— BEGIN Data to process —

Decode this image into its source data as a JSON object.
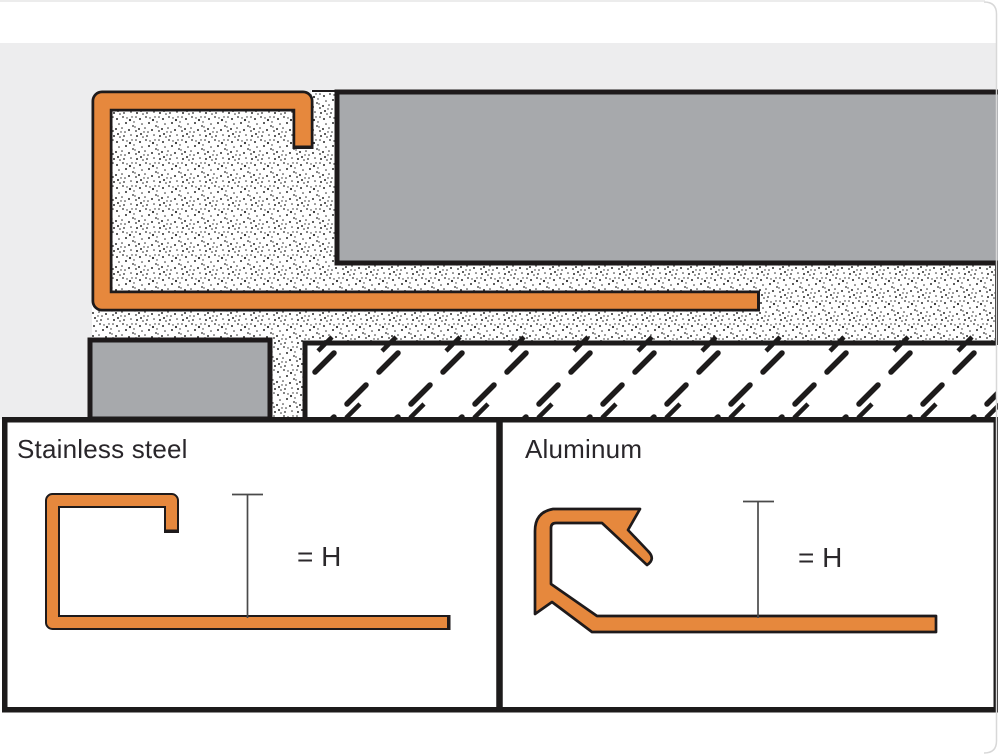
{
  "colors": {
    "accent_orange": "#E6883D",
    "outline_black": "#1E1A1B",
    "tile_gray": "#A7A9AC",
    "background_gray": "#EDEDEE",
    "dimension_gray": "#4A4A4A"
  },
  "panels": [
    {
      "label": "Stainless steel",
      "dimension_label": "= H"
    },
    {
      "label": "Aluminum",
      "dimension_label": "= H"
    }
  ]
}
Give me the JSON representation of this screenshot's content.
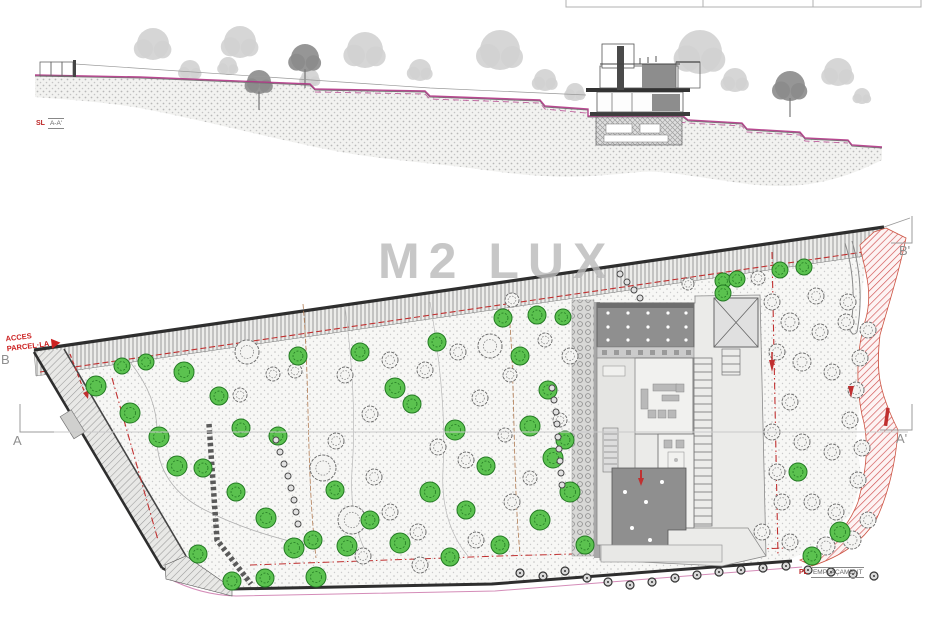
{
  "watermark": {
    "text": "M2 LUX"
  },
  "tags": {
    "section": {
      "prefix": "SL",
      "label": "A-A'"
    },
    "plan": {
      "prefix": "PL",
      "label": "EMPLAÇAMENT"
    }
  },
  "access": {
    "line1": "ACCES",
    "line2": "PARCEL·LA"
  },
  "markers": {
    "a": "A",
    "a_prime": "A'",
    "b": "B",
    "b_prime": "B'"
  },
  "colors": {
    "green_fill": "#5bc24f",
    "green_stroke": "#237a23",
    "gray_tree_stroke": "#6f6f6f",
    "gray_tree_fill": "#f4f4f2",
    "dot_fill": "#e2e2e2",
    "dot_stroke": "#4a4a4a",
    "magenta": "#b13585",
    "red": "#c03030",
    "light_canopy": "#d2d2d2",
    "dark_canopy": "#8b8b8b"
  },
  "plan": {
    "green_trees": [
      [
        96,
        386,
        10
      ],
      [
        122,
        366,
        8
      ],
      [
        146,
        362,
        8
      ],
      [
        184,
        372,
        10
      ],
      [
        219,
        396,
        9
      ],
      [
        130,
        413,
        10
      ],
      [
        159,
        437,
        10
      ],
      [
        177,
        466,
        10
      ],
      [
        203,
        468,
        9
      ],
      [
        241,
        428,
        9
      ],
      [
        278,
        436,
        9
      ],
      [
        236,
        492,
        9
      ],
      [
        266,
        518,
        10
      ],
      [
        294,
        548,
        10
      ],
      [
        198,
        554,
        9
      ],
      [
        232,
        581,
        9
      ],
      [
        265,
        578,
        9
      ],
      [
        316,
        577,
        10
      ],
      [
        313,
        540,
        9
      ],
      [
        347,
        546,
        10
      ],
      [
        400,
        543,
        10
      ],
      [
        360,
        352,
        9
      ],
      [
        298,
        356,
        9
      ],
      [
        395,
        388,
        10
      ],
      [
        412,
        404,
        9
      ],
      [
        437,
        342,
        9
      ],
      [
        455,
        430,
        10
      ],
      [
        430,
        492,
        10
      ],
      [
        466,
        510,
        9
      ],
      [
        486,
        466,
        9
      ],
      [
        520,
        356,
        9
      ],
      [
        503,
        318,
        9
      ],
      [
        537,
        315,
        9
      ],
      [
        563,
        317,
        8
      ],
      [
        548,
        390,
        9
      ],
      [
        530,
        426,
        10
      ],
      [
        553,
        458,
        10
      ],
      [
        570,
        492,
        10
      ],
      [
        540,
        520,
        10
      ],
      [
        500,
        545,
        9
      ],
      [
        450,
        557,
        9
      ],
      [
        585,
        545,
        9
      ],
      [
        565,
        440,
        9
      ],
      [
        335,
        490,
        9
      ],
      [
        370,
        520,
        9
      ],
      [
        723,
        281,
        8
      ],
      [
        737,
        279,
        8
      ],
      [
        780,
        270,
        8
      ],
      [
        804,
        267,
        8
      ],
      [
        723,
        293,
        8
      ],
      [
        798,
        472,
        9
      ],
      [
        840,
        532,
        10
      ],
      [
        812,
        556,
        9
      ]
    ],
    "gray_trees": [
      [
        247,
        352,
        12
      ],
      [
        273,
        374,
        7
      ],
      [
        295,
        371,
        7
      ],
      [
        240,
        395,
        7
      ],
      [
        323,
        468,
        13
      ],
      [
        352,
        520,
        14
      ],
      [
        374,
        477,
        8
      ],
      [
        336,
        441,
        8
      ],
      [
        370,
        414,
        8
      ],
      [
        345,
        375,
        8
      ],
      [
        390,
        360,
        8
      ],
      [
        425,
        370,
        8
      ],
      [
        458,
        352,
        8
      ],
      [
        490,
        346,
        12
      ],
      [
        510,
        375,
        7
      ],
      [
        480,
        398,
        8
      ],
      [
        466,
        460,
        8
      ],
      [
        505,
        435,
        7
      ],
      [
        438,
        447,
        8
      ],
      [
        418,
        532,
        8
      ],
      [
        390,
        512,
        8
      ],
      [
        363,
        556,
        8
      ],
      [
        420,
        565,
        8
      ],
      [
        476,
        540,
        8
      ],
      [
        512,
        502,
        8
      ],
      [
        530,
        478,
        7
      ],
      [
        512,
        300,
        7
      ],
      [
        545,
        340,
        7
      ],
      [
        570,
        356,
        8
      ],
      [
        560,
        420,
        7
      ],
      [
        688,
        284,
        6
      ],
      [
        758,
        278,
        7
      ],
      [
        772,
        302,
        8
      ],
      [
        790,
        322,
        9
      ],
      [
        820,
        332,
        8
      ],
      [
        846,
        322,
        8
      ],
      [
        777,
        352,
        8
      ],
      [
        802,
        362,
        9
      ],
      [
        832,
        372,
        8
      ],
      [
        790,
        402,
        8
      ],
      [
        772,
        432,
        8
      ],
      [
        802,
        442,
        8
      ],
      [
        832,
        452,
        8
      ],
      [
        777,
        472,
        8
      ],
      [
        782,
        502,
        8
      ],
      [
        812,
        502,
        8
      ],
      [
        836,
        512,
        8
      ],
      [
        762,
        532,
        8
      ],
      [
        790,
        542,
        8
      ],
      [
        826,
        546,
        9
      ],
      [
        852,
        540,
        9
      ],
      [
        868,
        520,
        8
      ],
      [
        858,
        480,
        8
      ],
      [
        862,
        448,
        8
      ],
      [
        850,
        420,
        8
      ],
      [
        856,
        390,
        8
      ],
      [
        860,
        358,
        8
      ],
      [
        868,
        330,
        8
      ],
      [
        848,
        302,
        8
      ],
      [
        816,
        296,
        8
      ]
    ],
    "dot_chains": [
      [
        [
          276,
          440
        ],
        [
          280,
          452
        ],
        [
          284,
          464
        ],
        [
          288,
          476
        ],
        [
          291,
          488
        ],
        [
          294,
          500
        ],
        [
          296,
          512
        ],
        [
          298,
          524
        ]
      ],
      [
        [
          552,
          388
        ],
        [
          554,
          400
        ],
        [
          556,
          412
        ],
        [
          557,
          424
        ],
        [
          558,
          437
        ],
        [
          559,
          449
        ],
        [
          560,
          461
        ],
        [
          561,
          473
        ],
        [
          562,
          485
        ]
      ],
      [
        [
          620,
          274
        ],
        [
          627,
          282
        ],
        [
          634,
          290
        ],
        [
          640,
          298
        ]
      ]
    ],
    "bottom_dots": [
      [
        520,
        573
      ],
      [
        543,
        576
      ],
      [
        565,
        571
      ],
      [
        587,
        578
      ],
      [
        608,
        582
      ],
      [
        630,
        585
      ],
      [
        652,
        582
      ],
      [
        675,
        578
      ],
      [
        697,
        575
      ],
      [
        719,
        572
      ],
      [
        741,
        570
      ],
      [
        763,
        568
      ],
      [
        786,
        566
      ],
      [
        808,
        570
      ],
      [
        831,
        572
      ],
      [
        853,
        574
      ],
      [
        874,
        576
      ]
    ],
    "pergola_dots": {
      "cols": [
        608,
        628,
        648,
        668,
        686
      ],
      "rows": [
        313,
        327,
        340
      ]
    },
    "roof_dots": [
      [
        625,
        492
      ],
      [
        646,
        502
      ],
      [
        632,
        528
      ],
      [
        662,
        482
      ],
      [
        650,
        540
      ]
    ]
  },
  "section": {
    "light_trees": [
      [
        153,
        44,
        16
      ],
      [
        190,
        70,
        10
      ],
      [
        240,
        42,
        16
      ],
      [
        228,
        66,
        9
      ],
      [
        310,
        78,
        9
      ],
      [
        365,
        50,
        18
      ],
      [
        420,
        70,
        11
      ],
      [
        500,
        50,
        20
      ],
      [
        545,
        80,
        11
      ],
      [
        575,
        92,
        9
      ],
      [
        700,
        52,
        22
      ],
      [
        735,
        80,
        12
      ],
      [
        838,
        72,
        14
      ],
      [
        862,
        96,
        8
      ]
    ],
    "dark_trees": [
      [
        259,
        82,
        12
      ],
      [
        305,
        58,
        14
      ],
      [
        790,
        86,
        15
      ]
    ]
  }
}
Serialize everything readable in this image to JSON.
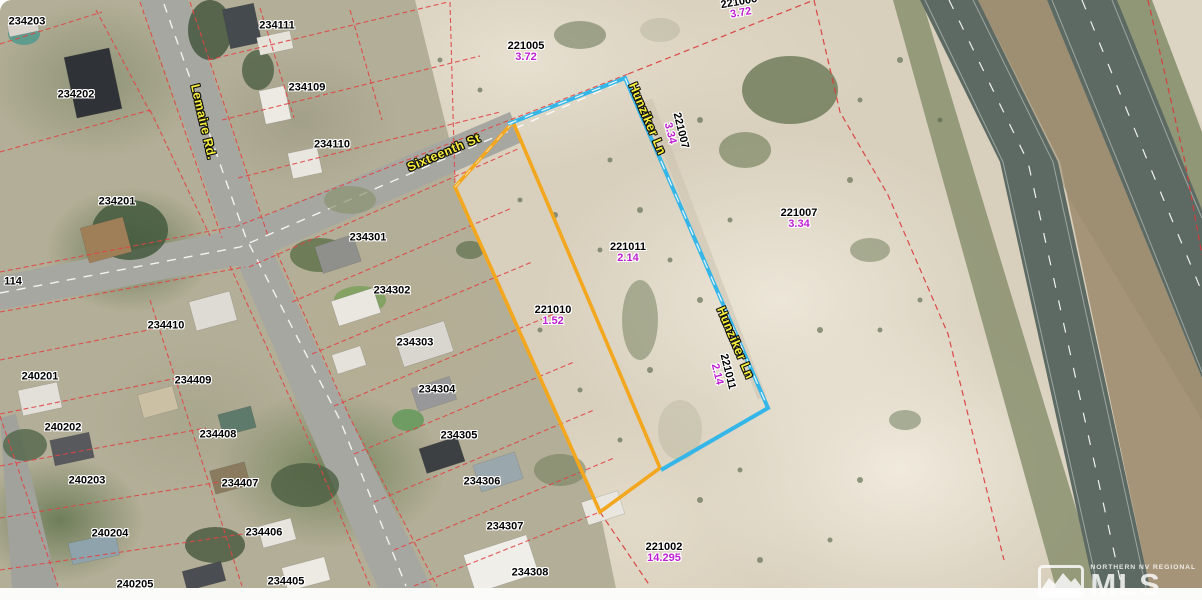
{
  "map_type": "parcel-aerial-map",
  "watermark": {
    "region": "NORTHERN NV REGIONAL",
    "brand": "MLS"
  },
  "streets": [
    {
      "name": "Lemaire Rd."
    },
    {
      "name": "Sixteenth St"
    },
    {
      "name": "Hunziker Ln"
    },
    {
      "name": "Hunziker Ln"
    }
  ],
  "parcels": [
    {
      "apn": "234203"
    },
    {
      "apn": "234111"
    },
    {
      "apn": "234202"
    },
    {
      "apn": "234109"
    },
    {
      "apn": "234110"
    },
    {
      "apn": "234201"
    },
    {
      "apn": "114"
    },
    {
      "apn": "234301"
    },
    {
      "apn": "234302"
    },
    {
      "apn": "234303"
    },
    {
      "apn": "234304"
    },
    {
      "apn": "234305"
    },
    {
      "apn": "234306"
    },
    {
      "apn": "234307"
    },
    {
      "apn": "234308"
    },
    {
      "apn": "234410"
    },
    {
      "apn": "240201"
    },
    {
      "apn": "234409"
    },
    {
      "apn": "240202"
    },
    {
      "apn": "234408"
    },
    {
      "apn": "240203"
    },
    {
      "apn": "234407"
    },
    {
      "apn": "240204"
    },
    {
      "apn": "234406"
    },
    {
      "apn": "240205"
    },
    {
      "apn": "234405"
    }
  ],
  "acreage_parcels": [
    {
      "apn": "221005",
      "acres": "3.72"
    },
    {
      "apn": "221006",
      "acres": "3.72"
    },
    {
      "apn": "221007",
      "acres": "3.34"
    },
    {
      "apn": "221007",
      "acres": "3.34"
    },
    {
      "apn": "221011",
      "acres": "2.14"
    },
    {
      "apn": "221011",
      "acres": "2.14"
    },
    {
      "apn": "221010",
      "acres": "1.52"
    },
    {
      "apn": "221002",
      "acres": "14.295"
    }
  ],
  "colors": {
    "highlight_orange": "#f3a71f",
    "highlight_cyan": "#35b6e9",
    "parcel_line_red": "#e04545",
    "apn_text": "#000000",
    "acreage_text": "#bf1fd2",
    "street_text": "#f8ef3c",
    "desert_sand": "#d8cfbc",
    "highway_asphalt": "#5c6a63"
  }
}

— END Data to process —

Stated exercise: Read the lines above. Gather those in which the string "JSON" is found.

Expected answer:
Decode this image into its source data as a JSON object.
Give me the JSON representation of this screenshot's content.
Serialize everything readable in this image to JSON.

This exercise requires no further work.